» **PROBLEM TO WORK ON**
Note each line of the listing that contains the string "view", and copy it.

» **SUPPLIED MATERIAL**

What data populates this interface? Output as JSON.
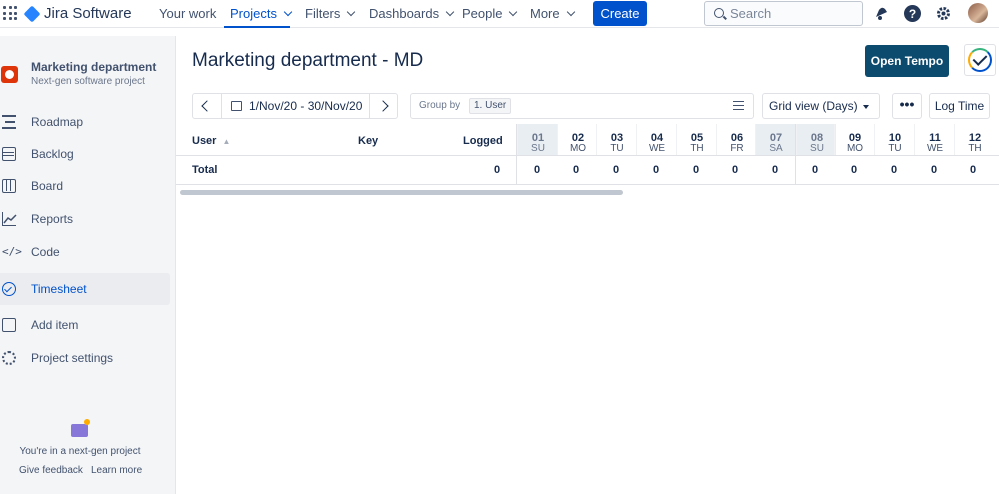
{
  "topnav": {
    "logo_text": "Jira Software",
    "items": [
      {
        "label": "Your work"
      },
      {
        "label": "Projects"
      },
      {
        "label": "Filters"
      },
      {
        "label": "Dashboards"
      },
      {
        "label": "People"
      },
      {
        "label": "More"
      }
    ],
    "create_label": "Create",
    "search_placeholder": "Search",
    "help_glyph": "?"
  },
  "sidebar": {
    "project_name": "Marketing department",
    "project_type": "Next-gen software project",
    "items": [
      {
        "label": "Roadmap",
        "icon": "roadmap-icon"
      },
      {
        "label": "Backlog",
        "icon": "backlog-icon"
      },
      {
        "label": "Board",
        "icon": "board-icon"
      },
      {
        "label": "Reports",
        "icon": "reports-icon"
      },
      {
        "label": "Code",
        "icon": "code-icon"
      },
      {
        "label": "Timesheet",
        "icon": "timesheet-icon"
      },
      {
        "label": "Add item",
        "icon": "add-item-icon"
      },
      {
        "label": "Project settings",
        "icon": "gear-icon"
      }
    ],
    "code_glyph": "</>",
    "nextgen_text": "You're in a next-gen project",
    "give_feedback": "Give feedback",
    "learn_more": "Learn more"
  },
  "main": {
    "title": "Marketing department - MD",
    "open_tempo": "Open Tempo",
    "date_range": "1/Nov/20 - 30/Nov/20",
    "group_by_label": "Group by",
    "group_by_value": "1. User",
    "grid_view": "Grid view (Days)",
    "more_glyph": "•••",
    "log_time": "Log Time"
  },
  "grid": {
    "headers": {
      "user": "User",
      "key": "Key",
      "logged": "Logged"
    },
    "days": [
      {
        "num": "01",
        "name": "SU"
      },
      {
        "num": "02",
        "name": "MO"
      },
      {
        "num": "03",
        "name": "TU"
      },
      {
        "num": "04",
        "name": "WE"
      },
      {
        "num": "05",
        "name": "TH"
      },
      {
        "num": "06",
        "name": "FR"
      },
      {
        "num": "07",
        "name": "SA"
      },
      {
        "num": "08",
        "name": "SU"
      },
      {
        "num": "09",
        "name": "MO"
      },
      {
        "num": "10",
        "name": "TU"
      },
      {
        "num": "11",
        "name": "WE"
      },
      {
        "num": "12",
        "name": "TH"
      }
    ],
    "total_label": "Total",
    "total_logged": "0",
    "day_totals": [
      "0",
      "0",
      "0",
      "0",
      "0",
      "0",
      "0",
      "0",
      "0",
      "0",
      "0",
      "0"
    ]
  },
  "colors": {
    "accent": "#0052cc",
    "tempo": "#0c4a6e",
    "weekend": "#e9eef3"
  }
}
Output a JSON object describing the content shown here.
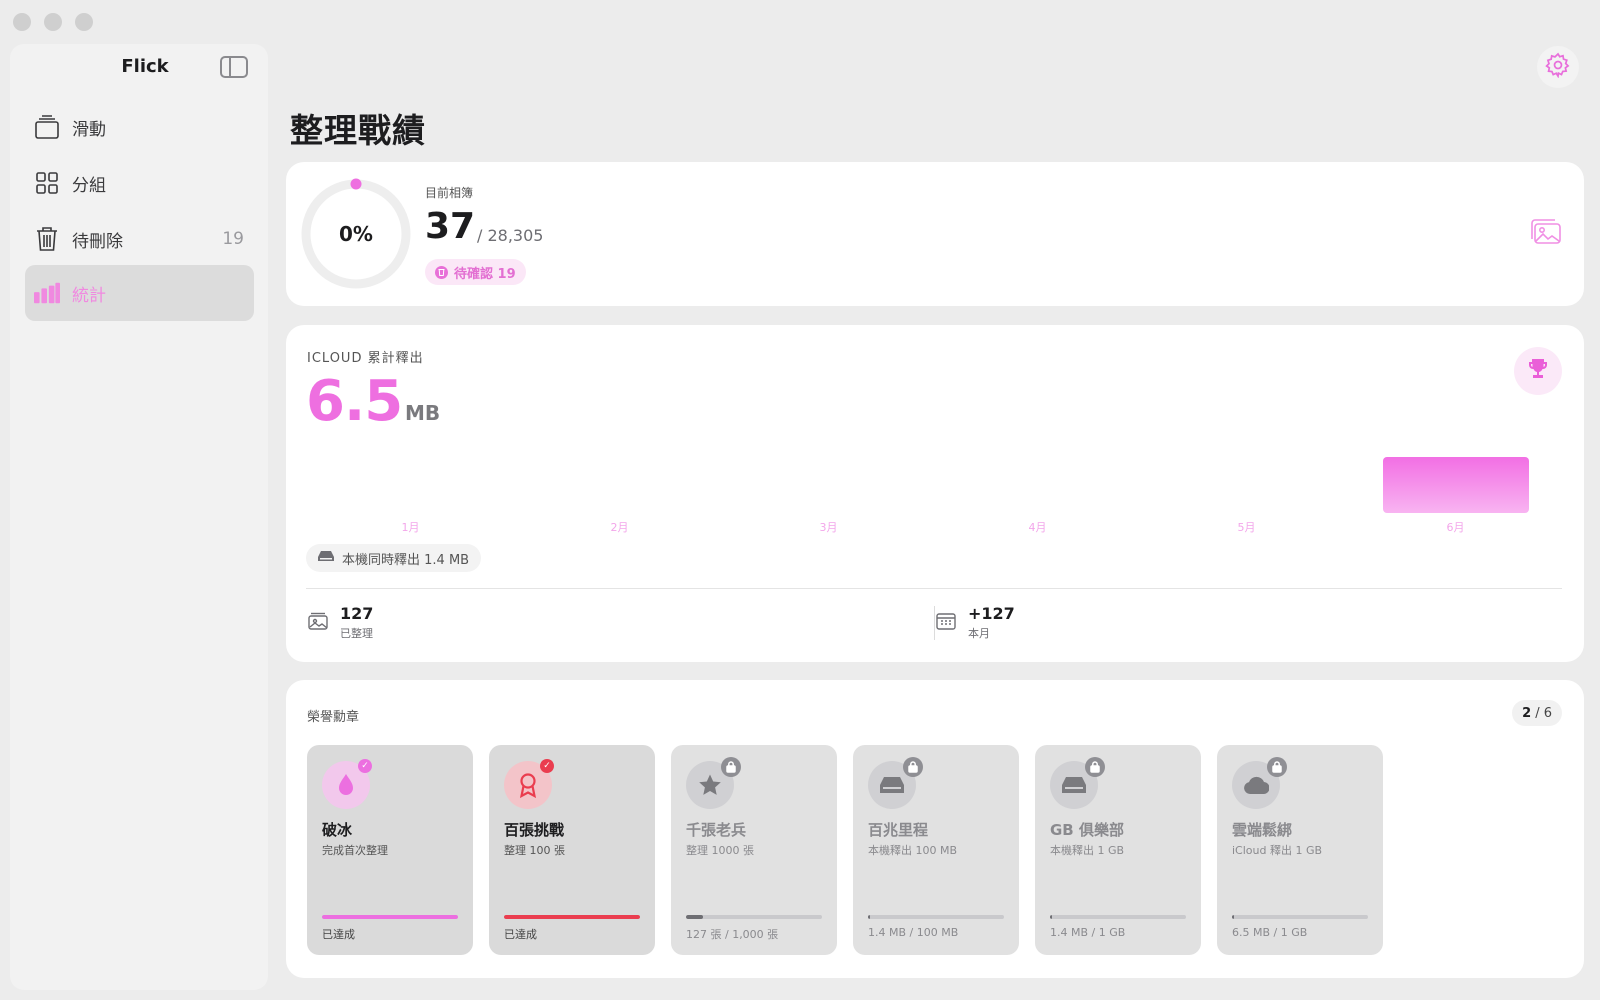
{
  "app": {
    "title": "Flick",
    "accent": "#ee6fe0",
    "icons": {
      "sidebar_toggle": "sidebar-toggle-icon",
      "settings": "gear-icon"
    }
  },
  "sidebar": {
    "items": [
      {
        "label": "滑動",
        "icon": "card-stack-icon",
        "count": ""
      },
      {
        "label": "分組",
        "icon": "grid-icon",
        "count": ""
      },
      {
        "label": "待刪除",
        "icon": "trash-icon",
        "count": "19"
      },
      {
        "label": "統計",
        "icon": "bar-chart-icon",
        "count": "",
        "active": true
      }
    ]
  },
  "page": {
    "title": "整理戰績"
  },
  "album": {
    "percent": "0%",
    "progress": 0,
    "label": "目前相簿",
    "count": "37",
    "total": "/ 28,305",
    "pending_label": "待確認 19",
    "pending_icon": "trash-icon",
    "photos_icon": "photos-icon"
  },
  "icloud": {
    "label": "ICLOUD 累計釋出",
    "value": "6.5",
    "unit": "MB",
    "trophy_icon": "trophy-icon",
    "local_label": "本機同時釋出 1.4 MB",
    "local_icon": "drive-icon",
    "stats": [
      {
        "value": "127",
        "label": "已整理",
        "icon": "photos-icon"
      },
      {
        "value": "+127",
        "label": "本月",
        "icon": "calendar-icon"
      }
    ]
  },
  "chart_data": {
    "type": "bar",
    "categories": [
      "1月",
      "2月",
      "3月",
      "4月",
      "5月",
      "6月"
    ],
    "values": [
      0,
      0,
      0,
      0,
      0,
      6.5
    ],
    "title": "",
    "xlabel": "",
    "ylabel": "",
    "ylim": [
      0,
      6.5
    ],
    "grid": false
  },
  "badges": {
    "label": "榮譽勳章",
    "earned": "2",
    "total": "/ 6",
    "items": [
      {
        "title": "破冰",
        "subtitle": "完成首次整理",
        "status": "已達成",
        "progress": 1.0,
        "earned": true,
        "icon": "droplet-icon",
        "color": "#ec6fe0",
        "bg": "#f2c8ec"
      },
      {
        "title": "百張挑戰",
        "subtitle": "整理 100 張",
        "status": "已達成",
        "progress": 1.0,
        "earned": true,
        "icon": "ribbon-icon",
        "color": "#ea3d4f",
        "bg": "#f3c4c9"
      },
      {
        "title": "千張老兵",
        "subtitle": "整理 1000 張",
        "status": "127 張 / 1,000 張",
        "progress": 0.127,
        "earned": false,
        "icon": "star-icon",
        "color": "#7a7a7e",
        "bg": "#d0d0d3"
      },
      {
        "title": "百兆里程",
        "subtitle": "本機釋出 100 MB",
        "status": "1.4 MB / 100 MB",
        "progress": 0.014,
        "earned": false,
        "icon": "drive-icon",
        "color": "#7a7a7e",
        "bg": "#d0d0d3"
      },
      {
        "title": "GB 俱樂部",
        "subtitle": "本機釋出 1 GB",
        "status": "1.4 MB / 1 GB",
        "progress": 0.0014,
        "earned": false,
        "icon": "drive-icon",
        "color": "#7a7a7e",
        "bg": "#d0d0d3"
      },
      {
        "title": "雲端鬆綁",
        "subtitle": "iCloud 釋出 1 GB",
        "status": "6.5 MB / 1 GB",
        "progress": 0.0065,
        "earned": false,
        "icon": "cloud-icon",
        "color": "#7a7a7e",
        "bg": "#d0d0d3"
      }
    ]
  }
}
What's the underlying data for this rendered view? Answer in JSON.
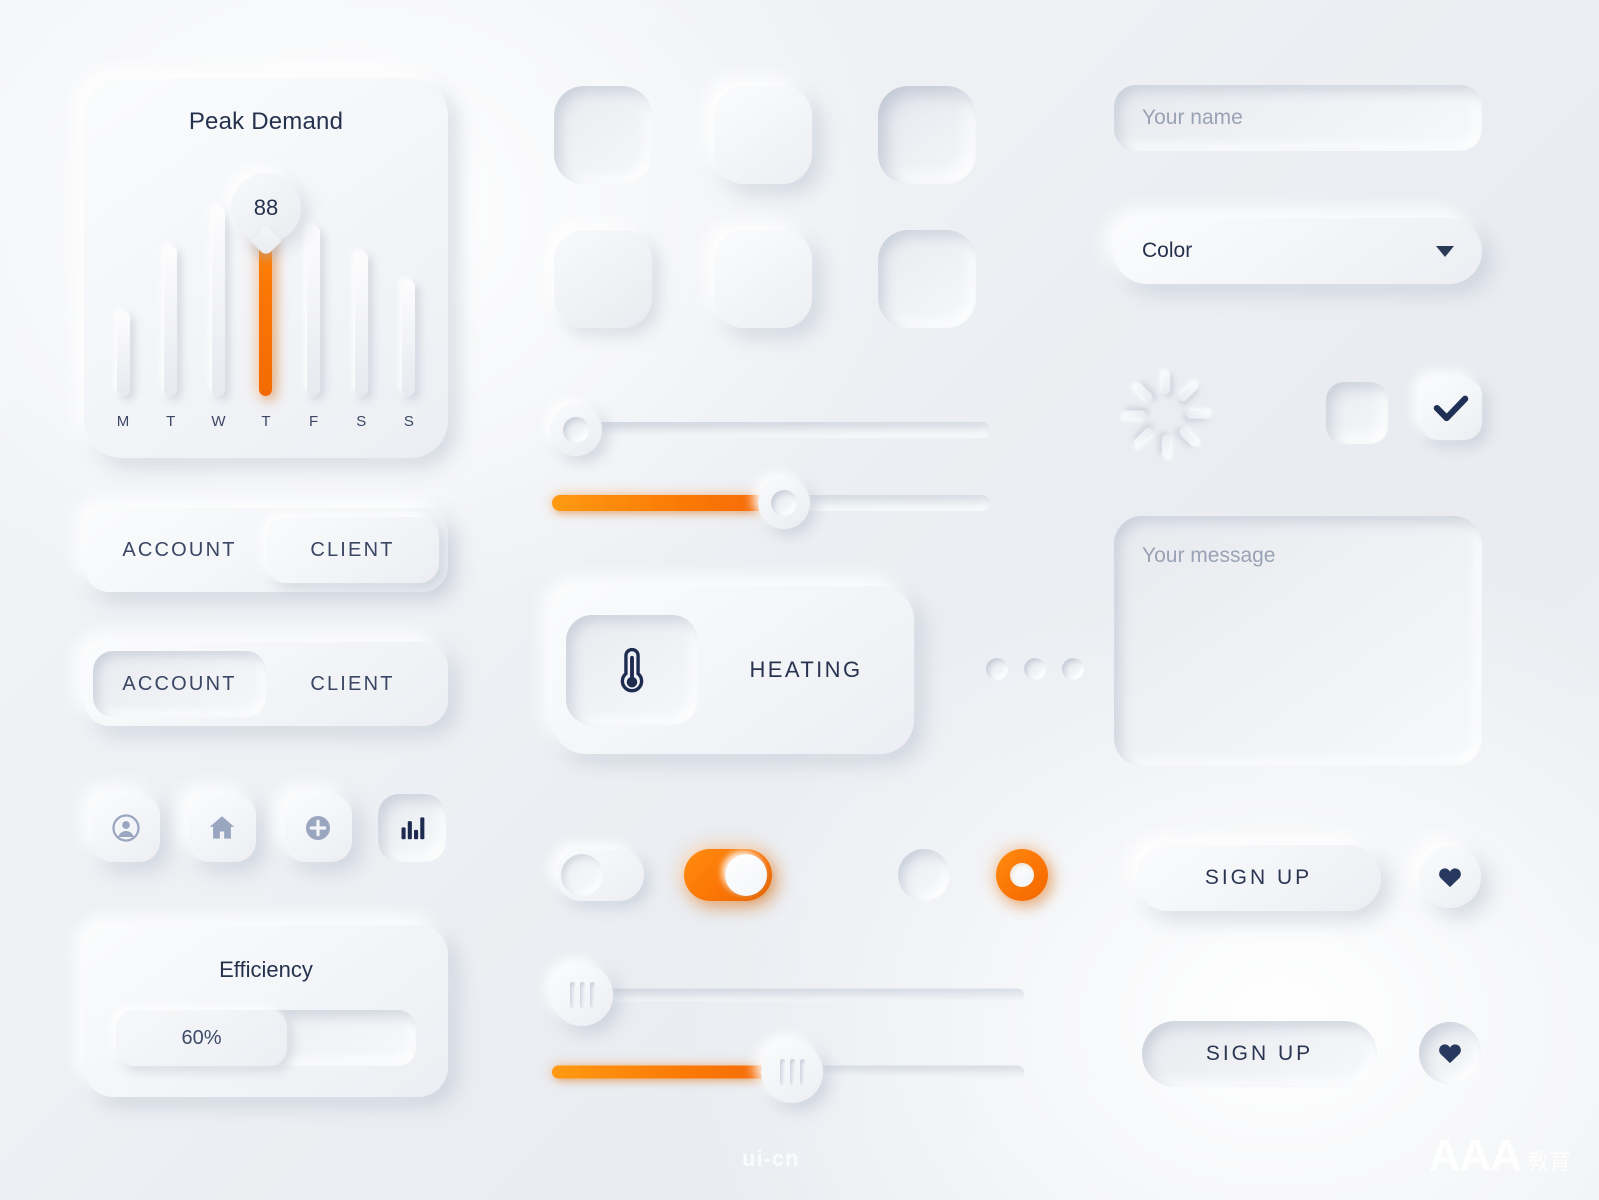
{
  "peak_card": {
    "title": "Peak Demand",
    "value": "88",
    "chart_data": {
      "type": "bar",
      "title": "Peak Demand",
      "categories": [
        "M",
        "T",
        "W",
        "T",
        "F",
        "S",
        "S"
      ],
      "values": [
        42,
        75,
        95,
        100,
        85,
        72,
        58
      ],
      "highlight_index": 3,
      "highlight_value": "88",
      "highlight_color": "#fb7505",
      "bar_color": "#f1f3f8",
      "xlabel": "",
      "ylabel": "",
      "ylim": [
        0,
        100
      ],
      "grid": false,
      "legend": "none"
    }
  },
  "segment_1": {
    "left_label": "ACCOUNT",
    "right_label": "CLIENT",
    "selected": "CLIENT"
  },
  "segment_2": {
    "left_label": "ACCOUNT",
    "right_label": "CLIENT",
    "selected": "ACCOUNT"
  },
  "icon_buttons": [
    {
      "name": "user-icon",
      "state": "raised"
    },
    {
      "name": "home-icon",
      "state": "raised"
    },
    {
      "name": "plus-circle-icon",
      "state": "raised"
    },
    {
      "name": "bar-chart-icon",
      "state": "inset"
    }
  ],
  "efficiency_card": {
    "title": "Efficiency",
    "value_label": "60%",
    "percent": 60
  },
  "tiles": [
    {
      "id": "tile-1",
      "style": "inset"
    },
    {
      "id": "tile-2",
      "style": "raised"
    },
    {
      "id": "tile-3",
      "style": "inset-deep"
    },
    {
      "id": "tile-4",
      "style": "raised-soft"
    },
    {
      "id": "tile-5",
      "style": "raised"
    },
    {
      "id": "tile-6",
      "style": "inset"
    }
  ],
  "sliders": {
    "slider_a": {
      "percent": 0,
      "filled": false
    },
    "slider_b": {
      "percent": 50,
      "filled": true
    },
    "slider_c": {
      "percent": 0,
      "filled": false
    },
    "slider_d": {
      "percent": 50,
      "filled": true
    }
  },
  "heating_card": {
    "label": "HEATING",
    "icon": "thermometer-icon"
  },
  "dots": {
    "count": 3
  },
  "toggles": {
    "off_label": "toggle-off",
    "on_label": "toggle-on"
  },
  "radios": {
    "off_label": "radio-off",
    "on_label": "radio-on"
  },
  "form": {
    "name_placeholder": "Your name",
    "select_value": "Color",
    "message_placeholder": "Your message"
  },
  "checkboxes": {
    "unchecked": "checkbox-empty",
    "checked": "checkbox-checked"
  },
  "signup": {
    "label_1": "SIGN UP",
    "label_2": "SIGN UP"
  },
  "watermarks": {
    "center": "ui-cn",
    "brand": "AAA",
    "brand_cn": "教育"
  },
  "colors": {
    "accent_orange": "#fb7505",
    "accent_orange_light": "#ff9a12",
    "text_navy": "#26324d",
    "text_muted": "#9aa2b5",
    "surface": "#eef0f4"
  }
}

» **ANSWER TO THE TASK**
    "grid_view": "Grid view (Days)",
What's the underlying data for this rendered view? Answer in JSON.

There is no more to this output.